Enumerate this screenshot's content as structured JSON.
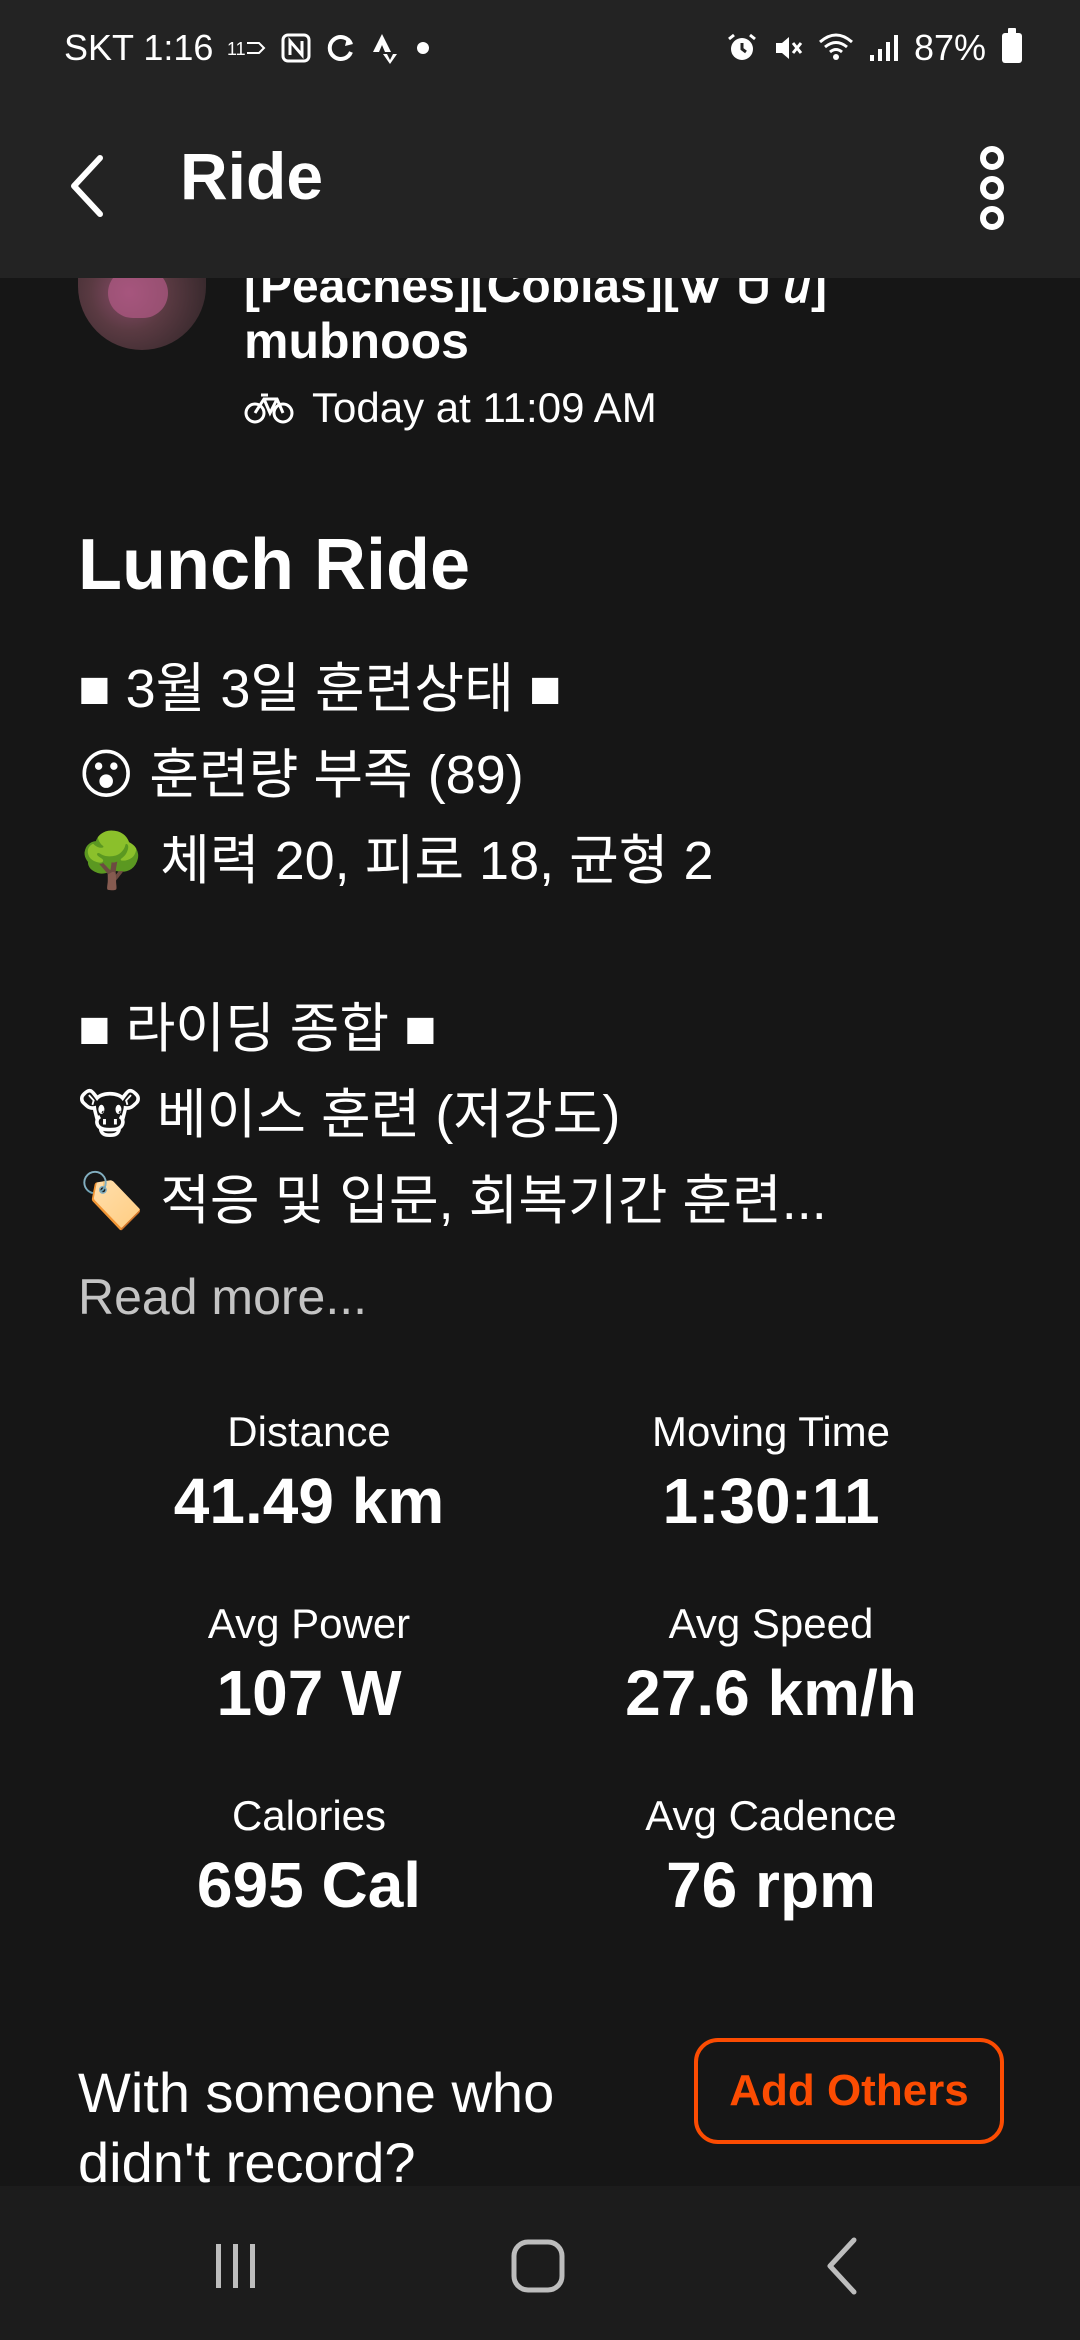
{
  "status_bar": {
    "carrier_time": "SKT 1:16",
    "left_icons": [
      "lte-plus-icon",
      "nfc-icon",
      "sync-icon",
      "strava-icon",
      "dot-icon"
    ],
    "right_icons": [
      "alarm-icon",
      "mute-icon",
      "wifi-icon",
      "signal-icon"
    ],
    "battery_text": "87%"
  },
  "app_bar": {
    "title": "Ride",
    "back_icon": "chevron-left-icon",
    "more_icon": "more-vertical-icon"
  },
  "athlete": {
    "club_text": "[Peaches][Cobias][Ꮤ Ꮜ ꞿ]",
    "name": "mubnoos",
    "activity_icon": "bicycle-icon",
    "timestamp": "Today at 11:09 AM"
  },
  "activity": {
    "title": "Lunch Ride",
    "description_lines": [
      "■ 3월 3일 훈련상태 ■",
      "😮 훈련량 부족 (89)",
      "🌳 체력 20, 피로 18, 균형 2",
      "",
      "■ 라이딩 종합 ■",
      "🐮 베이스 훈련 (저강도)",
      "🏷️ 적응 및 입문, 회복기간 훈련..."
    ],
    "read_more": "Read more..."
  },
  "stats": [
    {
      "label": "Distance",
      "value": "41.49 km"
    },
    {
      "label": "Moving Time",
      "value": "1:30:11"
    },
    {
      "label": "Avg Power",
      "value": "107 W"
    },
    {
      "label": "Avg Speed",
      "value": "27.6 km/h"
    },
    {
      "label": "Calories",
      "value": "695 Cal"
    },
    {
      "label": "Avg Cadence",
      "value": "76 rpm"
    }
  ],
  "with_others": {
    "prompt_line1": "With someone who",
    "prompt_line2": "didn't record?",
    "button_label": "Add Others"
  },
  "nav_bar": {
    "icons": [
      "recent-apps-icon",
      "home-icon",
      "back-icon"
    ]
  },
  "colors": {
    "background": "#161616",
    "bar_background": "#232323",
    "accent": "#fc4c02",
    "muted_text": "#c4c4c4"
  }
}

==

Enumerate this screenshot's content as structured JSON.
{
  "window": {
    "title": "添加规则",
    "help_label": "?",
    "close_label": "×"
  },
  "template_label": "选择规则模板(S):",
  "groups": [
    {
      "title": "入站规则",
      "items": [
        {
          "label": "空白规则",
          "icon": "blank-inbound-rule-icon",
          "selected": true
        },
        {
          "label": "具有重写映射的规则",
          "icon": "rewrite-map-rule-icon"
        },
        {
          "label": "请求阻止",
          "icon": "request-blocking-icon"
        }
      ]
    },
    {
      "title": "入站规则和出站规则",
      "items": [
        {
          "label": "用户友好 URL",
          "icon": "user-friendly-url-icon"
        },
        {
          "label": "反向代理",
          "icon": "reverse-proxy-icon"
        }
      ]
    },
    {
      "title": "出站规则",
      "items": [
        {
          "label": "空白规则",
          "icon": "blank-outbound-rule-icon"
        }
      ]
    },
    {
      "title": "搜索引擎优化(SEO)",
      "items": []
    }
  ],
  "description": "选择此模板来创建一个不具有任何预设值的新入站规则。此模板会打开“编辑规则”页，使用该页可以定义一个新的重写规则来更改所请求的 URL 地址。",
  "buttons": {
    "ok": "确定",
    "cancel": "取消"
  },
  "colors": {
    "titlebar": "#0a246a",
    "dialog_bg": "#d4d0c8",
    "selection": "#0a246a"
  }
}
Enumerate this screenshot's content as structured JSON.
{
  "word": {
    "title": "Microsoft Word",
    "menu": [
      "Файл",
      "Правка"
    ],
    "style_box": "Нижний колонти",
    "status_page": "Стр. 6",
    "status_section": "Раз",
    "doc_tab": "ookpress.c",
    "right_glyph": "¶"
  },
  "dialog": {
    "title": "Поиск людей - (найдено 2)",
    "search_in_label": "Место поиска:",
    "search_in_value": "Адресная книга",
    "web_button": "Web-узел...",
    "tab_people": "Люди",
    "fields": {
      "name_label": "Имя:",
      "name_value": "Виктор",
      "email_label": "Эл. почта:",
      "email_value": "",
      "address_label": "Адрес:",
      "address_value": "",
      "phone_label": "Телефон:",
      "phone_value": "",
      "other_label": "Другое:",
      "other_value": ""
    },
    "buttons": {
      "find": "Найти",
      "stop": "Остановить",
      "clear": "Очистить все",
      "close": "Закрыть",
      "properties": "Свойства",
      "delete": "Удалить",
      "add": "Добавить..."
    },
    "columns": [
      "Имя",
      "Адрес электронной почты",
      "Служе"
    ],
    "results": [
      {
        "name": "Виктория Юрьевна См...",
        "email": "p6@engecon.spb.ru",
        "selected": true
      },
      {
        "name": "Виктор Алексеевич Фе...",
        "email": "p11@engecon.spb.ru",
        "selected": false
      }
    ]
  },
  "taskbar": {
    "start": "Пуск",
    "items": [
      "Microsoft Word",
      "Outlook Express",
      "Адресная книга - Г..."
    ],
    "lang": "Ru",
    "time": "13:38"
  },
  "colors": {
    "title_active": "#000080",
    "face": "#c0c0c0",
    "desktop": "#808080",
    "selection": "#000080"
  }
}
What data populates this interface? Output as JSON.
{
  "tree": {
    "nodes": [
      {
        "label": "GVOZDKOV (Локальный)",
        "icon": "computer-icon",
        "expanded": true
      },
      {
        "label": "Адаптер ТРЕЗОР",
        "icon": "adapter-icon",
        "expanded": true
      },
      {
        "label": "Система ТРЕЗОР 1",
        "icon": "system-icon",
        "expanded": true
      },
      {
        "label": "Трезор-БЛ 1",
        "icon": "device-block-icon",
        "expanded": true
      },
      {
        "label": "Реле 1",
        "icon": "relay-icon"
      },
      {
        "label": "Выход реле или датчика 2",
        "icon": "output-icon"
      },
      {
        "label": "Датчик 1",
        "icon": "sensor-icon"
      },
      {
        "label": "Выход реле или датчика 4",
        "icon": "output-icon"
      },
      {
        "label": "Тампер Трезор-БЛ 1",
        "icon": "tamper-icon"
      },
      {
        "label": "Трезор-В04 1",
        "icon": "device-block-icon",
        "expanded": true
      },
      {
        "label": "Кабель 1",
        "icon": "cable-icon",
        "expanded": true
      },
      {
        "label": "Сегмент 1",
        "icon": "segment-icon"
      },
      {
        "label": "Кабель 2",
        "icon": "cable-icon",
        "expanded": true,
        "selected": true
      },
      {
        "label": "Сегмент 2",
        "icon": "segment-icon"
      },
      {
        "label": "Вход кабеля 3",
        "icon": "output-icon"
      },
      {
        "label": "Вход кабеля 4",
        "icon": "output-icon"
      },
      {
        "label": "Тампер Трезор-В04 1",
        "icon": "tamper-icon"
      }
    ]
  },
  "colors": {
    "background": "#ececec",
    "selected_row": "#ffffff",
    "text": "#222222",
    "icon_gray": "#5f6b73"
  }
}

▶ [Task requirements]: Using the entries above, return each line in which the word "Адресная" occurs.

▶ [Reply to the task]:
    "search_in_value": "Адресная книга",
      "Адресная книга - Г..."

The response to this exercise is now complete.